--- start of ENTRIES SHOWN ---

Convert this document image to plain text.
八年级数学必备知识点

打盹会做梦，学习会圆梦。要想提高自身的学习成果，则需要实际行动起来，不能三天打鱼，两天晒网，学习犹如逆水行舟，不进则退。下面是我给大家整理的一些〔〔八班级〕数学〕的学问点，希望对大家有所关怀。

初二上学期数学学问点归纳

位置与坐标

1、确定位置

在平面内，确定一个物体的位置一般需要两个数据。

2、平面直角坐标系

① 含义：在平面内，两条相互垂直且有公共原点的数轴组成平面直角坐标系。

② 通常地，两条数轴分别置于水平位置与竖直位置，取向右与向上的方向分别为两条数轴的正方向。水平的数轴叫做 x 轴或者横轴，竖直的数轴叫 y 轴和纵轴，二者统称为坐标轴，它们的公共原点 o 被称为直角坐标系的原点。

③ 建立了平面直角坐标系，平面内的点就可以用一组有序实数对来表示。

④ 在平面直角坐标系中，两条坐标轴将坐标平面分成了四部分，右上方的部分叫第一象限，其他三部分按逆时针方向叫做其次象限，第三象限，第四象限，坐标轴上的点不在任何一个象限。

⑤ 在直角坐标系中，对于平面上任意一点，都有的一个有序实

--- end of ENTRIES SHOWN ---
--- start of ENTRIES SHOWN ---

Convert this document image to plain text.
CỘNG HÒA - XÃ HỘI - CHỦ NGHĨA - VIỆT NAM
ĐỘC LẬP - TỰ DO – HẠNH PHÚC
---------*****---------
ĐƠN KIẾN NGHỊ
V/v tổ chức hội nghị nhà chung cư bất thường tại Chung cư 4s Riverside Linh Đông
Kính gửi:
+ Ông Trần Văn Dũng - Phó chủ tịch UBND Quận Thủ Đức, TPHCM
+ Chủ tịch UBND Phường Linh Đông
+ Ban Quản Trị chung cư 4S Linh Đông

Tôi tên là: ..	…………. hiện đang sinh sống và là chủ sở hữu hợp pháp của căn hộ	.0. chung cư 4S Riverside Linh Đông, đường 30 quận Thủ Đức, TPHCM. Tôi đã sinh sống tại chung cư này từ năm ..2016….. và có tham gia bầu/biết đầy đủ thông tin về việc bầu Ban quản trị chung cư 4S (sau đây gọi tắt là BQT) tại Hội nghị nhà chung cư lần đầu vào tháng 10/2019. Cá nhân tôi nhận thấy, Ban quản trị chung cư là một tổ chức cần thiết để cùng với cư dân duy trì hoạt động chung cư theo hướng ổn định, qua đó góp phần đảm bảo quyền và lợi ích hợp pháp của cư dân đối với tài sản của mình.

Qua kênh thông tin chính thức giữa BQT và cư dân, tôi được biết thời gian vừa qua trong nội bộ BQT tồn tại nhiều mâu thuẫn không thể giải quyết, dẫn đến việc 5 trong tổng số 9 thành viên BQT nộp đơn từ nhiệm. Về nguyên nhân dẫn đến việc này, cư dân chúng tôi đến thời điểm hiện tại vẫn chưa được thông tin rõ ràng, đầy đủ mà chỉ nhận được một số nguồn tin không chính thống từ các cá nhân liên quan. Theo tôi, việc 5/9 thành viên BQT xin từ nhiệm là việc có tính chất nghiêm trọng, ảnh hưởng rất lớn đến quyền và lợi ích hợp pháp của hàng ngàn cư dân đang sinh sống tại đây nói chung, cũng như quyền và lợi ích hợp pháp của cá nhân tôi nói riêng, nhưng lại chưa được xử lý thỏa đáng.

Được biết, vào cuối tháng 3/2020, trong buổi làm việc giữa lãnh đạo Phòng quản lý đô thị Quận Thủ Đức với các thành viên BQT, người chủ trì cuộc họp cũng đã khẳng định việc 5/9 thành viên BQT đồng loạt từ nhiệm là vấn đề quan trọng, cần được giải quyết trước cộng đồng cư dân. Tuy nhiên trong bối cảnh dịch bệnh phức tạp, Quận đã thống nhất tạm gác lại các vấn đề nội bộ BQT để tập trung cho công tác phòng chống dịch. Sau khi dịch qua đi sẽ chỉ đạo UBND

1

--- end of ENTRIES SHOWN ---

Indicate how many lines of the material include the word "在平面内"; the number alone is required.

**FINAL RESULT:**
2